Aim: Give the count of lines containing the string "dell", with no other output.

Input rows:
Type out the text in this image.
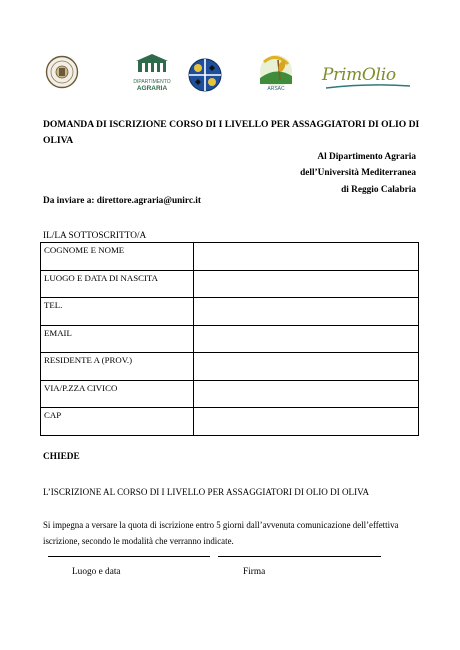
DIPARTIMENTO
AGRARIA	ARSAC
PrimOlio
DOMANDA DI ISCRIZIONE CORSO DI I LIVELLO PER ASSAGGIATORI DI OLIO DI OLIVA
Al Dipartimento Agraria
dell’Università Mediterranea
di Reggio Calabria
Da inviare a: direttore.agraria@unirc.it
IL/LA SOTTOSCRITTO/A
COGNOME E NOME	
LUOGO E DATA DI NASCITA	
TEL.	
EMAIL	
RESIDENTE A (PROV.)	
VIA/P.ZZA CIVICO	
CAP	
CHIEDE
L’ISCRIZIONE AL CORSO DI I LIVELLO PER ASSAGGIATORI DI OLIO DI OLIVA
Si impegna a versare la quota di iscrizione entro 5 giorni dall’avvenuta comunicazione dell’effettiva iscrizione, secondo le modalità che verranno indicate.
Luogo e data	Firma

The response: 2